### Items
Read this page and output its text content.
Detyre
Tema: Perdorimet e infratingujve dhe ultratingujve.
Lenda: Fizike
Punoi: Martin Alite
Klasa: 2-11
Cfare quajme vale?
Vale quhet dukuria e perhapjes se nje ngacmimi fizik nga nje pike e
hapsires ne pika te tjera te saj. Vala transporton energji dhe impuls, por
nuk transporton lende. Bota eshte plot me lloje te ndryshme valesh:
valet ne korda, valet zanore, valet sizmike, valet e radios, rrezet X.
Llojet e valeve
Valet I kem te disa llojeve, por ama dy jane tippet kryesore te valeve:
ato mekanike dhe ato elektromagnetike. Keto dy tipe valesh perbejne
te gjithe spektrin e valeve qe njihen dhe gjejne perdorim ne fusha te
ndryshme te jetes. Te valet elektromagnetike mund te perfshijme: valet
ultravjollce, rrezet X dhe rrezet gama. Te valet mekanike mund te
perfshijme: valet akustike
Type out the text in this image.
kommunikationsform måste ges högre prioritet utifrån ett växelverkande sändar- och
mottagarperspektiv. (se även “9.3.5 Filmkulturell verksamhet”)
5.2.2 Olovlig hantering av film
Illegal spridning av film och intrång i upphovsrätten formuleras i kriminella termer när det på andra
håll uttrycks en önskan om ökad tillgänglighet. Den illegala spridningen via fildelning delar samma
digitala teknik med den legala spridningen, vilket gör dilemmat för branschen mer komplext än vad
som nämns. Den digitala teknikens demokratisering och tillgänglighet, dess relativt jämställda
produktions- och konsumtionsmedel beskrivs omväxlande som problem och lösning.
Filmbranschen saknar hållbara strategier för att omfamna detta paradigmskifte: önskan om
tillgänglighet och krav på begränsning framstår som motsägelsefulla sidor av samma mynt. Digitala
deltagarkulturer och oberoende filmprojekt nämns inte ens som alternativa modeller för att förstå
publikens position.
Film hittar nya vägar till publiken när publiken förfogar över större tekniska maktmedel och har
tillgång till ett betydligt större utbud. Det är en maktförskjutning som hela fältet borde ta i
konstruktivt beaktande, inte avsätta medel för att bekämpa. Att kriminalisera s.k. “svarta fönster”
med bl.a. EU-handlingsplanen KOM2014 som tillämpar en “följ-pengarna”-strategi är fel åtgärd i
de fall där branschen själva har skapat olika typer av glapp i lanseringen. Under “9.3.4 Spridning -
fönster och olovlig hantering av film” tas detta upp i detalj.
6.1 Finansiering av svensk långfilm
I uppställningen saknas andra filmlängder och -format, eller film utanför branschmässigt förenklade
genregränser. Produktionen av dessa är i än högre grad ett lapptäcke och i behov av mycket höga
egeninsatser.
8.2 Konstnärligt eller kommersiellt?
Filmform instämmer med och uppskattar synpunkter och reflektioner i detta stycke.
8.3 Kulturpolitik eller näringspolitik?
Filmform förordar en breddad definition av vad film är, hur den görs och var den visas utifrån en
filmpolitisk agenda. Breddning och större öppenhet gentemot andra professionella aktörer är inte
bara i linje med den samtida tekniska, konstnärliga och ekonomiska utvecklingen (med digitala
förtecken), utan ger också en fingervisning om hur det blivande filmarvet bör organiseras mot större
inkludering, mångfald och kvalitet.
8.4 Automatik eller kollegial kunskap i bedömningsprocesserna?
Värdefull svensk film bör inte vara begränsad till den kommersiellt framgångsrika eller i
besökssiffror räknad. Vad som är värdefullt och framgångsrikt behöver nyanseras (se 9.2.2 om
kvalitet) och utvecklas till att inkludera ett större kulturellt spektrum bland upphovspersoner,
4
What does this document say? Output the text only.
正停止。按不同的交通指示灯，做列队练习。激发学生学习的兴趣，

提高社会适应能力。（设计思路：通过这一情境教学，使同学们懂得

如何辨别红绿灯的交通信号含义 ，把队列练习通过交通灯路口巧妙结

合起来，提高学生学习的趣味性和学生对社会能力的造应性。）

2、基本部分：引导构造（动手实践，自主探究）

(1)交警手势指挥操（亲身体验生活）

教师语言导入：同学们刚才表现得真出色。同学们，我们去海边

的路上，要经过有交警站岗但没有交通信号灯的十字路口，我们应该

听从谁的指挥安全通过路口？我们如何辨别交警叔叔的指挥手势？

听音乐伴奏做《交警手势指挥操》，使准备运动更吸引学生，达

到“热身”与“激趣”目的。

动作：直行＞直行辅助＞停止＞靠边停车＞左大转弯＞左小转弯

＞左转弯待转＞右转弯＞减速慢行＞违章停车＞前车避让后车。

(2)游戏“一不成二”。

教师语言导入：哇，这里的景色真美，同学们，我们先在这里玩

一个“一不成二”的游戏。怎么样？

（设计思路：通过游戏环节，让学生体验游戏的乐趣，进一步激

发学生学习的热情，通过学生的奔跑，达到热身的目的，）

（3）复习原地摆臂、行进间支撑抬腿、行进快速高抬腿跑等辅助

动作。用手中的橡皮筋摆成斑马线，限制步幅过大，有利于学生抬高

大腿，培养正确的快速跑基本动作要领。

### Your task
Exactly as written above, please repeat the entries.

### Written reply
Read this page and output its text content.
Detyre
Tema: Perdorimet e infratingujve dhe ultratingujve.
Lenda: Fizike
Punoi: Martin Alite
Klasa: 2-11
Cfare quajme vale?
Vale quhet dukuria e perhapjes se nje ngacmimi fizik nga nje pike e
hapsires ne pika te tjera te saj. Vala transporton energji dhe impuls, por
nuk transporton lende. Bota eshte plot me lloje te ndryshme valesh:
valet ne korda, valet zanore, valet sizmike, valet e radios, rrezet X.
Llojet e valeve
Valet I kem te disa llojeve, por ama dy jane tippet kryesore te valeve:
ato mekanike dhe ato elektromagnetike. Keto dy tipe valesh perbejne
te gjithe spektrin e valeve qe njihen dhe gjejne perdorim ne fusha te
ndryshme te jetes. Te valet elektromagnetike mund te perfshijme: valet
ultravjollce, rrezet X dhe rrezet gama. Te valet mekanike mund te
perfshijme: valet akustike
Type out the text in this image.
kommunikationsform måste ges högre prioritet utifrån ett växelverkande sändar- och
mottagarperspektiv. (se även “9.3.5 Filmkulturell verksamhet”)
5.2.2 Olovlig hantering av film
Illegal spridning av film och intrång i upphovsrätten formuleras i kriminella termer när det på andra
håll uttrycks en önskan om ökad tillgänglighet. Den illegala spridningen via fildelning delar samma
digitala teknik med den legala spridningen, vilket gör dilemmat för branschen mer komplext än vad
som nämns. Den digitala teknikens demokratisering och tillgänglighet, dess relativt jämställda
produktions- och konsumtionsmedel beskrivs omväxlande som problem och lösning.
Filmbranschen saknar hållbara strategier för att omfamna detta paradigmskifte: önskan om
tillgänglighet och krav på begränsning framstår som motsägelsefulla sidor av samma mynt. Digitala
deltagarkulturer och oberoende filmprojekt nämns inte ens som alternativa modeller för att förstå
publikens position.
Film hittar nya vägar till publiken när publiken förfogar över större tekniska maktmedel och har
tillgång till ett betydligt större utbud. Det är en maktförskjutning som hela fältet borde ta i
konstruktivt beaktande, inte avsätta medel för att bekämpa. Att kriminalisera s.k. “svarta fönster”
med bl.a. EU-handlingsplanen KOM2014 som tillämpar en “följ-pengarna”-strategi är fel åtgärd i
de fall där branschen själva har skapat olika typer av glapp i lanseringen. Under “9.3.4 Spridning -
fönster och olovlig hantering av film” tas detta upp i detalj.
6.1 Finansiering av svensk långfilm
I uppställningen saknas andra filmlängder och -format, eller film utanför branschmässigt förenklade
genregränser. Produktionen av dessa är i än högre grad ett lapptäcke och i behov av mycket höga
egeninsatser.
8.2 Konstnärligt eller kommersiellt?
Filmform instämmer med och uppskattar synpunkter och reflektioner i detta stycke.
8.3 Kulturpolitik eller näringspolitik?
Filmform förordar en breddad definition av vad film är, hur den görs och var den visas utifrån en
filmpolitisk agenda. Breddning och större öppenhet gentemot andra professionella aktörer är inte
bara i linje med den samtida tekniska, konstnärliga och ekonomiska utvecklingen (med digitala
förtecken), utan ger också en fingervisning om hur det blivande filmarvet bör organiseras mot större
inkludering, mångfald och kvalitet.
8.4 Automatik eller kollegial kunskap i bedömningsprocesserna?
Värdefull svensk film bör inte vara begränsad till den kommersiellt framgångsrika eller i
besökssiffror räknad. Vad som är värdefullt och framgångsrikt behöver nyanseras (se 9.2.2 om
kvalitet) och utvecklas till att inkludera ett större kulturellt spektrum bland upphovspersoner,
4
What does this document say? Output the text only.
正停止。按不同的交通指示灯，做列队练习。激发学生学习的兴趣，

提高社会适应能力。（设计思路：通过这一情境教学，使同学们懂得

如何辨别红绿灯的交通信号含义 ，把队列练习通过交通灯路口巧妙结

合起来，提高学生学习的趣味性和学生对社会能力的造应性。）

2、基本部分：引导构造（动手实践，自主探究）

(1)交警手势指挥操（亲身体验生活）

教师语言导入：同学们刚才表现得真出色。同学们，我们去海边

的路上，要经过有交警站岗但没有交通信号灯的十字路口，我们应该

听从谁的指挥安全通过路口？我们如何辨别交警叔叔的指挥手势？

听音乐伴奏做《交警手势指挥操》，使准备运动更吸引学生，达

到“热身”与“激趣”目的。

动作：直行＞直行辅助＞停止＞靠边停车＞左大转弯＞左小转弯

＞左转弯待转＞右转弯＞减速慢行＞违章停车＞前车避让后车。

(2)游戏“一不成二”。

教师语言导入：哇，这里的景色真美，同学们，我们先在这里玩

一个“一不成二”的游戏。怎么样？

（设计思路：通过游戏环节，让学生体验游戏的乐趣，进一步激

发学生学习的热情，通过学生的奔跑，达到热身的目的，）

（3）复习原地摆臂、行进间支撑抬腿、行进快速高抬腿跑等辅助

动作。用手中的橡皮筋摆成斑马线，限制步幅过大，有利于学生抬高

大腿，培养正确的快速跑基本动作要领。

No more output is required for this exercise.